What is required: Reproduce the records word for word from the very first line through the line containing "- route-dot: [1326, 845, 1340, 859]", both included.

Data excerpts:

------------

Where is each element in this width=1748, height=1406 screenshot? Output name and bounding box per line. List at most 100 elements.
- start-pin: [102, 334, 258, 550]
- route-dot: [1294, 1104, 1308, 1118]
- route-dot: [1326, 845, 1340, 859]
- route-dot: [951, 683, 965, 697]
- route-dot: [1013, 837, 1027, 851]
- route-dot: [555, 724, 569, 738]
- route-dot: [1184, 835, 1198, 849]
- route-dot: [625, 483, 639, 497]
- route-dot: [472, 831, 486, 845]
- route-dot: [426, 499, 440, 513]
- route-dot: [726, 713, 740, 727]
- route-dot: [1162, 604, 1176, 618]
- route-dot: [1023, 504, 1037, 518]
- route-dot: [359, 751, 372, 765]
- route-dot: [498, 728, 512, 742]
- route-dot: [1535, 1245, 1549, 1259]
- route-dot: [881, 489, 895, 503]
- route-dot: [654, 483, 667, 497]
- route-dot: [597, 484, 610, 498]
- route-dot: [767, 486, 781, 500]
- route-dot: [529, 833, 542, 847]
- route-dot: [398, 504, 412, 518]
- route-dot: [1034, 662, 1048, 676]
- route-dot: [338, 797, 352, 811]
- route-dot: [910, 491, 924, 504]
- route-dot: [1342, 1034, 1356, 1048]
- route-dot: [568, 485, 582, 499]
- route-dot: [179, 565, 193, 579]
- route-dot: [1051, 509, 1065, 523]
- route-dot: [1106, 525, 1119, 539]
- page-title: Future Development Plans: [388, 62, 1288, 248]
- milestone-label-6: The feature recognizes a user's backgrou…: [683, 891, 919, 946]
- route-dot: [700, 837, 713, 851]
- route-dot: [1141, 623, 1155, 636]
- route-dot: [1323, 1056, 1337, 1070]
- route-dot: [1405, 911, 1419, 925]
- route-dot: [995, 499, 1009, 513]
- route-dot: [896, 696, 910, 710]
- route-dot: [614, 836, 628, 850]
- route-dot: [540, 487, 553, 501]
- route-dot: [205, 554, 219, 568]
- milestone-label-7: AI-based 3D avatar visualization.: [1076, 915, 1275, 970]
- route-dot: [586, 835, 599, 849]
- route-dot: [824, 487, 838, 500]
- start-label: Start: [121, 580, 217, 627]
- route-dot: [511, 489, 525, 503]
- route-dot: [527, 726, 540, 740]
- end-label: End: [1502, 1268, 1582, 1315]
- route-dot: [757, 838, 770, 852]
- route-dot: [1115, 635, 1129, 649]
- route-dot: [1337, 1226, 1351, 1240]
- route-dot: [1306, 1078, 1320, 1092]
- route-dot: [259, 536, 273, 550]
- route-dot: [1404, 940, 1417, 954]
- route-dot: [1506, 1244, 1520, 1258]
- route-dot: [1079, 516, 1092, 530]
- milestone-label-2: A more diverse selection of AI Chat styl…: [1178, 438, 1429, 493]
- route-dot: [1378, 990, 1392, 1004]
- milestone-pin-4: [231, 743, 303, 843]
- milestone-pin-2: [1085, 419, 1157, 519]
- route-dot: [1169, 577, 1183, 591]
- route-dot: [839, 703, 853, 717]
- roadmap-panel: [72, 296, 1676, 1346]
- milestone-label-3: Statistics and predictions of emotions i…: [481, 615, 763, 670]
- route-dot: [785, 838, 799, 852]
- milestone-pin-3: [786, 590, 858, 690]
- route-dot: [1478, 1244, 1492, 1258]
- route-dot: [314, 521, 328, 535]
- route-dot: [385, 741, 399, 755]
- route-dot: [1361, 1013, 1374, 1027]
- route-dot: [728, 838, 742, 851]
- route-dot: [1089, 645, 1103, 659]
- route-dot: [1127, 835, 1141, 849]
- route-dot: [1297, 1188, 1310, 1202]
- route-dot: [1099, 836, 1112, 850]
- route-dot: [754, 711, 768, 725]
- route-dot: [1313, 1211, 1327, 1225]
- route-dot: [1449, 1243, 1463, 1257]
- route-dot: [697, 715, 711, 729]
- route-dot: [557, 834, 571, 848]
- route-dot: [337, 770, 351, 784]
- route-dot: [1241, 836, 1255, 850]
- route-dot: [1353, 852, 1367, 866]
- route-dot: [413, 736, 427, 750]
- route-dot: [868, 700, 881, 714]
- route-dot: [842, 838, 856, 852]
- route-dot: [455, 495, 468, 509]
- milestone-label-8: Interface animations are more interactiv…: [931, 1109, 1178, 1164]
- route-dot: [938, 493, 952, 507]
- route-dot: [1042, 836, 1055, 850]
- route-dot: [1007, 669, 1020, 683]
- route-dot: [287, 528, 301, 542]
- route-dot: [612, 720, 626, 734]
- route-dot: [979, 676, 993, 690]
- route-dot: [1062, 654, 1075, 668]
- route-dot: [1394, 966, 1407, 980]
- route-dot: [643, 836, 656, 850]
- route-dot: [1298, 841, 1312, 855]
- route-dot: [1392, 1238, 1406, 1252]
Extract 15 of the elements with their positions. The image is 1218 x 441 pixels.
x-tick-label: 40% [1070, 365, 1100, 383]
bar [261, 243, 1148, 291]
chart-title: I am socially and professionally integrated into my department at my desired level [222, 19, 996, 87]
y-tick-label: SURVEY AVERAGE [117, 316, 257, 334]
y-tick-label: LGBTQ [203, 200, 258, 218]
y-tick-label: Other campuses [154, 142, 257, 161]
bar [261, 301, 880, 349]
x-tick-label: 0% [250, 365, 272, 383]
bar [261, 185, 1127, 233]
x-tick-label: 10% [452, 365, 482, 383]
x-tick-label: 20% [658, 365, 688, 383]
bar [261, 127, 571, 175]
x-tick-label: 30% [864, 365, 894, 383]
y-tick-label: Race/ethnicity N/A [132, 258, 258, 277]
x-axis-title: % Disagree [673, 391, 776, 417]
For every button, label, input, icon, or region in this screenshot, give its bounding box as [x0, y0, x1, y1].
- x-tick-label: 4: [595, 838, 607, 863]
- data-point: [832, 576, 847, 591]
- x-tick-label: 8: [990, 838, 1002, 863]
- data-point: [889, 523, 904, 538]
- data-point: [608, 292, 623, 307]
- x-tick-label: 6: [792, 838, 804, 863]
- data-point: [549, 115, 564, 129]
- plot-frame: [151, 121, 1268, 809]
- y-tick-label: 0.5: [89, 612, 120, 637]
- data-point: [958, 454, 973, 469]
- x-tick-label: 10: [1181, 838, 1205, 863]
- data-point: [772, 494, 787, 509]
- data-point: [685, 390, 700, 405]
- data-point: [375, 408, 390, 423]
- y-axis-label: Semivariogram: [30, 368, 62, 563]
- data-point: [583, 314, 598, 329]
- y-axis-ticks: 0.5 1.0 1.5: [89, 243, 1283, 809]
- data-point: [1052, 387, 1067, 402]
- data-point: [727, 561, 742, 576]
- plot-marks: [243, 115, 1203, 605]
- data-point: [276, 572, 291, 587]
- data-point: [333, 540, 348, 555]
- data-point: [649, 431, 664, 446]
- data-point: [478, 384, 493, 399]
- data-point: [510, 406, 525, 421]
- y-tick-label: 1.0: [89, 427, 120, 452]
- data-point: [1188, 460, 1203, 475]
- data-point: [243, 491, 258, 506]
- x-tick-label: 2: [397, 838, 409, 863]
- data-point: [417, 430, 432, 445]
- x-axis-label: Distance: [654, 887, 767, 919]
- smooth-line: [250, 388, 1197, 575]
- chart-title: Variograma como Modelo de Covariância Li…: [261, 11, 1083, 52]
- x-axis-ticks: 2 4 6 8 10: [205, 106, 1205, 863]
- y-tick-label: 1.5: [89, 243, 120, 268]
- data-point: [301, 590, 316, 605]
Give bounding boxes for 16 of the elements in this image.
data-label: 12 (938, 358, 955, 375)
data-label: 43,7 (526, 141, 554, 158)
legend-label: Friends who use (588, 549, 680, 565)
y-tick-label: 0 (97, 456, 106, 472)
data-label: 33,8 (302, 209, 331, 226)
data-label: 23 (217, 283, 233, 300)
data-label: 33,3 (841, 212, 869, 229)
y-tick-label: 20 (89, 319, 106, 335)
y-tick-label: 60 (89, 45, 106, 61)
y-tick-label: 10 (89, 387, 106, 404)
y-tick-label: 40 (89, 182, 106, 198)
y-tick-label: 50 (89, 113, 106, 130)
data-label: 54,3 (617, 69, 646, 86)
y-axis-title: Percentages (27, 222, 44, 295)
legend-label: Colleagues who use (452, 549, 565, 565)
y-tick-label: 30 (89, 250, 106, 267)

------------

Response to this exercise:
Where is each element in this width=1748, height=1406 screenshot? Output name and bounding box per line. List at most 100 elements.
- start-pin: [102, 334, 258, 550]
- route-dot: [1294, 1104, 1308, 1118]
- route-dot: [1326, 845, 1340, 859]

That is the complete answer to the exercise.